• Dataset items

• • • • • • •

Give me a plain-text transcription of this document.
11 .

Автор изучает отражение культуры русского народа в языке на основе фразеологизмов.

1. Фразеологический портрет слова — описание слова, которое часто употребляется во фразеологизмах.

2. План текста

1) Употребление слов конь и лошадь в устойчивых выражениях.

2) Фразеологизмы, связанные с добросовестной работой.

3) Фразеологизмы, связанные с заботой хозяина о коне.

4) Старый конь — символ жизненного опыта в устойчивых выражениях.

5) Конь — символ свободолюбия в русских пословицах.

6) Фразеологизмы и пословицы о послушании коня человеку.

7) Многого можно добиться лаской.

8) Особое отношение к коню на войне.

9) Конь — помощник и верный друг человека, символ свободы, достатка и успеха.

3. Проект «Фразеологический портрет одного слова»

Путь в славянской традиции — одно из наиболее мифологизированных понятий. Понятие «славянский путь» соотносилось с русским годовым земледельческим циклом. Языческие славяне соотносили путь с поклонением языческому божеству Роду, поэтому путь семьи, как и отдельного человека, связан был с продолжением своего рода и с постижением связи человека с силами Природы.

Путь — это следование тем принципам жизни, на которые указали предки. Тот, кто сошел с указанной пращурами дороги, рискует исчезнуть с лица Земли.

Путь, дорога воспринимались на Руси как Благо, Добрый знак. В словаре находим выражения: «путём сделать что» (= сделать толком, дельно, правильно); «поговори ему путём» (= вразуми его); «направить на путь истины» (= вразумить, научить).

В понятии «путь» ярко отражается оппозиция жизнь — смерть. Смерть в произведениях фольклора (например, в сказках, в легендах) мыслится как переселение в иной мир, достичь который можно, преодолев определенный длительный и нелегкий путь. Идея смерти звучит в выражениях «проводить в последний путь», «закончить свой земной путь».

• • • • • • •

• Prompt
Pick out every line with the string "символ" and copy it.

• Completed exercise
4) Старый конь — символ жизненного опыта в устойчивых выражениях.
5) Конь — символ свободолюбия в русских пословицах.
9) Конь — помощник и верный друг человека, символ свободы, достатка и успеха.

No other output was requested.